• [Data excerpts]

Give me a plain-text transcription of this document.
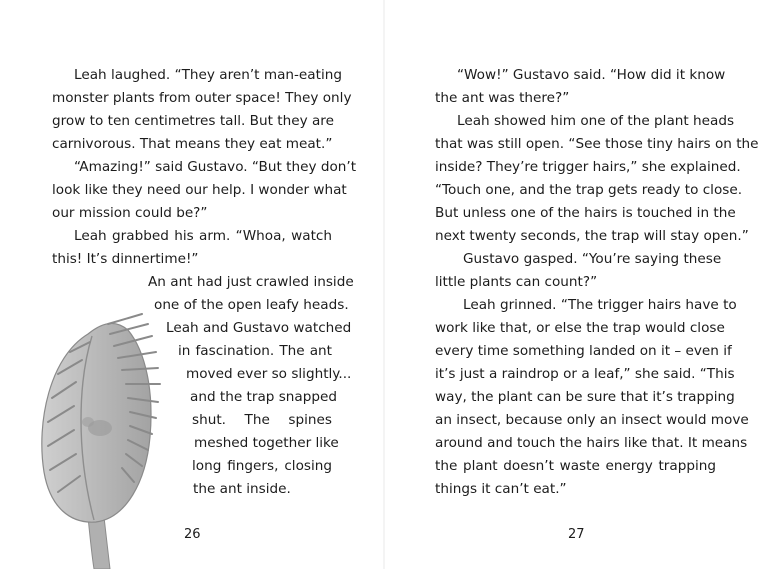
Leah laughed. “They aren’t man-eating
monster plants from outer space! They only
grow to ten centimetres tall. But they are
carnivorous. That means they eat meat.”
“Amazing!” said Gustavo. “But they don’t
look like they need our help. I wonder what
our mission could be?”
Leah grabbed his arm. “Whoa, watch
this! It’s dinnertime!”
An ant had just crawled inside
one of the open leafy heads.
Leah and Gustavo watched
in fascination. The ant
moved ever so slightly...
and the trap snapped
shut. The spines
meshed together like
long fingers, closing
the ant inside.
26
“Wow!” Gustavo said. “How did it know
the ant was there?”
Leah showed him one of the plant heads
that was still open. “See those tiny hairs on the
inside? They’re trigger hairs,” she explained.
“Touch one, and the trap gets ready to close.
But unless one of the hairs is touched in the
next twenty seconds, the trap will stay open.”
Gustavo gasped. “You’re saying these
little plants can count?”
Leah grinned. “The trigger hairs have to
work like that, or else the trap would close
every time something landed on it – even if
it’s just a raindrop or a leaf,” she said. “This
way, the plant can be sure that it’s trapping
an insect, because only an insect would move
around and touch the hairs like that. It means
the plant doesn’t waste energy trapping
things it can’t eat.”
27
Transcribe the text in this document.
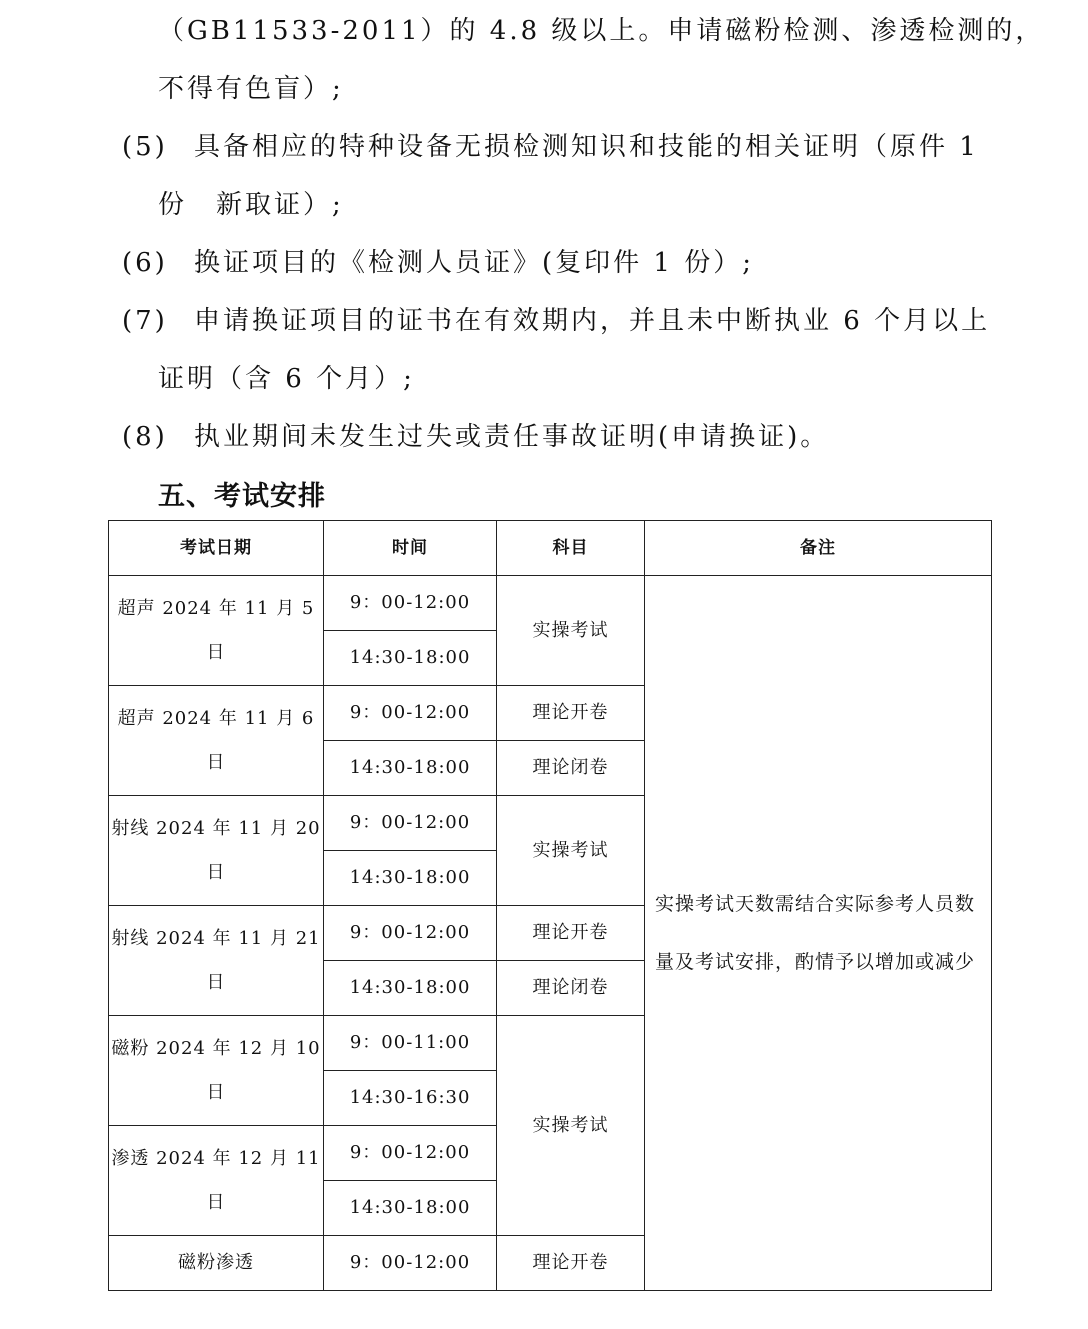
（GB11533-2011）的 4.8 级以上。申请磁粉检测、渗透检测的，
不得有色盲）;
(5) 具备相应的特种设备无损检测知识和技能的相关证明（原件 1
份　新取证）;
(6) 换证项目的《检测人员证》(复印件 1 份）;
(7) 申请换证项目的证书在有效期内，并且未中断执业 6 个月以上
证明（含 6 个月）;
(8) 执业期间未发生过失或责任事故证明(申请换证)。
五、考试安排
考试日期	时间	科目	备注
超声 2024 年 11 月 5 日	9：00-12:00	实操考试	实操考试天数需结合实际参考人员数量及考试安排，酌情予以增加或减少
	14:30-18:00		
超声 2024 年 11 月 6 日	9：00-12:00	理论开卷	
	14:30-18:00	理论闭卷	
射线 2024 年 11 月 20 日	9：00-12:00	实操考试	
	14:30-18:00		
射线 2024 年 11 月 21 日	9：00-12:00	理论开卷	
	14:30-18:00	理论闭卷	
磁粉 2024 年 12 月 10 日	9：00-11:00	实操考试	
	14:30-16:30		
渗透 2024 年 12 月 11 日	9：00-12:00		
	14:30-18:00		
磁粉渗透	9：00-12:00	理论开卷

• [Set problem]
Reproduce each entry precisely. Leave the pictures out.

• [Solution for this task]
Give me a plain-text transcription of this document.
Leah laughed. “They aren’t man-eating
monster plants from outer space! They only
grow to ten centimetres tall. But they are
carnivorous. That means they eat meat.”
“Amazing!” said Gustavo. “But they don’t
look like they need our help. I wonder what
our mission could be?”
Leah grabbed his arm. “Whoa, watch
this! It’s dinnertime!”
An ant had just crawled inside
one of the open leafy heads.
Leah and Gustavo watched
in fascination. The ant
moved ever so slightly...
and the trap snapped
shut. The spines
meshed together like
long fingers, closing
the ant inside.
26
“Wow!” Gustavo said. “How did it know
the ant was there?”
Leah showed him one of the plant heads
that was still open. “See those tiny hairs on the
inside? They’re trigger hairs,” she explained.
“Touch one, and the trap gets ready to close.
But unless one of the hairs is touched in the
next twenty seconds, the trap will stay open.”
Gustavo gasped. “You’re saying these
little plants can count?”
Leah grinned. “The trigger hairs have to
work like that, or else the trap would close
every time something landed on it – even if
it’s just a raindrop or a leaf,” she said. “This
way, the plant can be sure that it’s trapping
an insect, because only an insect would move
around and touch the hairs like that. It means
the plant doesn’t waste energy trapping
things it can’t eat.”
27
Transcribe the text in this document.
（GB11533-2011）的 4.8 级以上。申请磁粉检测、渗透检测的，
不得有色盲）;
(5) 具备相应的特种设备无损检测知识和技能的相关证明（原件 1
份　新取证）;
(6) 换证项目的《检测人员证》(复印件 1 份）;
(7) 申请换证项目的证书在有效期内，并且未中断执业 6 个月以上
证明（含 6 个月）;
(8) 执业期间未发生过失或责任事故证明(申请换证)。
五、考试安排
考试日期	时间	科目	备注
超声 2024 年 11 月 5 日	9：00-12:00	实操考试	实操考试天数需结合实际参考人员数量及考试安排，酌情予以增加或减少
	14:30-18:00		
超声 2024 年 11 月 6 日	9：00-12:00	理论开卷	
	14:30-18:00	理论闭卷	
射线 2024 年 11 月 20 日	9：00-12:00	实操考试	
	14:30-18:00		
射线 2024 年 11 月 21 日	9：00-12:00	理论开卷	
	14:30-18:00	理论闭卷	
磁粉 2024 年 12 月 10 日	9：00-11:00	实操考试	
	14:30-16:30		
渗透 2024 年 12 月 11 日	9：00-12:00		
	14:30-18:00		
磁粉渗透	9：00-12:00	理论开卷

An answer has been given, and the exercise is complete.